§ **Data for the task**
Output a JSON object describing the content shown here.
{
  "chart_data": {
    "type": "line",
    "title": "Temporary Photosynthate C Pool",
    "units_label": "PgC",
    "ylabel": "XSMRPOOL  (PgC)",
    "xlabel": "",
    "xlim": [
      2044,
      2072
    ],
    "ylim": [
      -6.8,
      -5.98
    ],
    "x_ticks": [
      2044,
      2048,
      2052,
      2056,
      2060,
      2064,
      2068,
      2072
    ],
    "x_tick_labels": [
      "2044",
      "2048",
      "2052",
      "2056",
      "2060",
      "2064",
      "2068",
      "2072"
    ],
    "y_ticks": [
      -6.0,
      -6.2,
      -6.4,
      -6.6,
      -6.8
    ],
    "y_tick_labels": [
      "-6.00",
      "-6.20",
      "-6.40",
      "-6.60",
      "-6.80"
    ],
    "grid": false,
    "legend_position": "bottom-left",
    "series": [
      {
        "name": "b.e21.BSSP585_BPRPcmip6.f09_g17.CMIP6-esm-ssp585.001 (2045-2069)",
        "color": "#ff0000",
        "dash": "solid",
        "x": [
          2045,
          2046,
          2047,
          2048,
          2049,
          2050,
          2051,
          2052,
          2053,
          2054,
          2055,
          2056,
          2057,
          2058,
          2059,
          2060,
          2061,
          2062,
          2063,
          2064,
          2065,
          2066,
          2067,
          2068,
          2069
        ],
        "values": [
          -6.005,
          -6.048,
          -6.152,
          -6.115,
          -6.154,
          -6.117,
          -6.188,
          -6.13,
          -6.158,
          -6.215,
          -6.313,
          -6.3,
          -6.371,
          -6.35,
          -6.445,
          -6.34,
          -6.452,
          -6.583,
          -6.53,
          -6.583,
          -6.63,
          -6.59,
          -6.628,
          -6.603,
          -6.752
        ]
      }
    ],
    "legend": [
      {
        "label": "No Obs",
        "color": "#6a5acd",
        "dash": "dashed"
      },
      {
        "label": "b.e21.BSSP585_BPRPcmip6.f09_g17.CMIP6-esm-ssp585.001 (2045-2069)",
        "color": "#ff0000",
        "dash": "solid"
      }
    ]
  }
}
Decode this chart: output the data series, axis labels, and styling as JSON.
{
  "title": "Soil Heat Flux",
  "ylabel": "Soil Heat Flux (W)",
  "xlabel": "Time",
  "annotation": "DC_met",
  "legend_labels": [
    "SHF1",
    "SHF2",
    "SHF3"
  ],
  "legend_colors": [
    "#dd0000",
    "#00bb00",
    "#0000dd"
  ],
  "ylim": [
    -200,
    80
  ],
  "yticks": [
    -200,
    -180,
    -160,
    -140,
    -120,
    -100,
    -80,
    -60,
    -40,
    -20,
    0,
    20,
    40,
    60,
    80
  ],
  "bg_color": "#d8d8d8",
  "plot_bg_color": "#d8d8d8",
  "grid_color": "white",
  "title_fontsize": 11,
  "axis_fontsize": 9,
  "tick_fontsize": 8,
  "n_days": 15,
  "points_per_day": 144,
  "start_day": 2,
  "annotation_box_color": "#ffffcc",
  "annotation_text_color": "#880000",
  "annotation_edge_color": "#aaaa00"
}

§ **Task directions**
All of the material must be reproduced exactly.

§ **Correct answer**
Output a JSON object describing the content shown here.
{
  "chart_data": {
    "type": "line",
    "title": "Temporary Photosynthate C Pool",
    "units_label": "PgC",
    "ylabel": "XSMRPOOL  (PgC)",
    "xlabel": "",
    "xlim": [
      2044,
      2072
    ],
    "ylim": [
      -6.8,
      -5.98
    ],
    "x_ticks": [
      2044,
      2048,
      2052,
      2056,
      2060,
      2064,
      2068,
      2072
    ],
    "x_tick_labels": [
      "2044",
      "2048",
      "2052",
      "2056",
      "2060",
      "2064",
      "2068",
      "2072"
    ],
    "y_ticks": [
      -6.0,
      -6.2,
      -6.4,
      -6.6,
      -6.8
    ],
    "y_tick_labels": [
      "-6.00",
      "-6.20",
      "-6.40",
      "-6.60",
      "-6.80"
    ],
    "grid": false,
    "legend_position": "bottom-left",
    "series": [
      {
        "name": "b.e21.BSSP585_BPRPcmip6.f09_g17.CMIP6-esm-ssp585.001 (2045-2069)",
        "color": "#ff0000",
        "dash": "solid",
        "x": [
          2045,
          2046,
          2047,
          2048,
          2049,
          2050,
          2051,
          2052,
          2053,
          2054,
          2055,
          2056,
          2057,
          2058,
          2059,
          2060,
          2061,
          2062,
          2063,
          2064,
          2065,
          2066,
          2067,
          2068,
          2069
        ],
        "values": [
          -6.005,
          -6.048,
          -6.152,
          -6.115,
          -6.154,
          -6.117,
          -6.188,
          -6.13,
          -6.158,
          -6.215,
          -6.313,
          -6.3,
          -6.371,
          -6.35,
          -6.445,
          -6.34,
          -6.452,
          -6.583,
          -6.53,
          -6.583,
          -6.63,
          -6.59,
          -6.628,
          -6.603,
          -6.752
        ]
      }
    ],
    "legend": [
      {
        "label": "No Obs",
        "color": "#6a5acd",
        "dash": "dashed"
      },
      {
        "label": "b.e21.BSSP585_BPRPcmip6.f09_g17.CMIP6-esm-ssp585.001 (2045-2069)",
        "color": "#ff0000",
        "dash": "solid"
      }
    ]
  }
}
Decode this chart: output the data series, axis labels, and styling as JSON.
{
  "title": "Soil Heat Flux",
  "ylabel": "Soil Heat Flux (W)",
  "xlabel": "Time",
  "annotation": "DC_met",
  "legend_labels": [
    "SHF1",
    "SHF2",
    "SHF3"
  ],
  "legend_colors": [
    "#dd0000",
    "#00bb00",
    "#0000dd"
  ],
  "ylim": [
    -200,
    80
  ],
  "yticks": [
    -200,
    -180,
    -160,
    -140,
    -120,
    -100,
    -80,
    -60,
    -40,
    -20,
    0,
    20,
    40,
    60,
    80
  ],
  "bg_color": "#d8d8d8",
  "plot_bg_color": "#d8d8d8",
  "grid_color": "white",
  "title_fontsize": 11,
  "axis_fontsize": 9,
  "tick_fontsize": 8,
  "n_days": 15,
  "points_per_day": 144,
  "start_day": 2,
  "annotation_box_color": "#ffffcc",
  "annotation_text_color": "#880000",
  "annotation_edge_color": "#aaaa00"
}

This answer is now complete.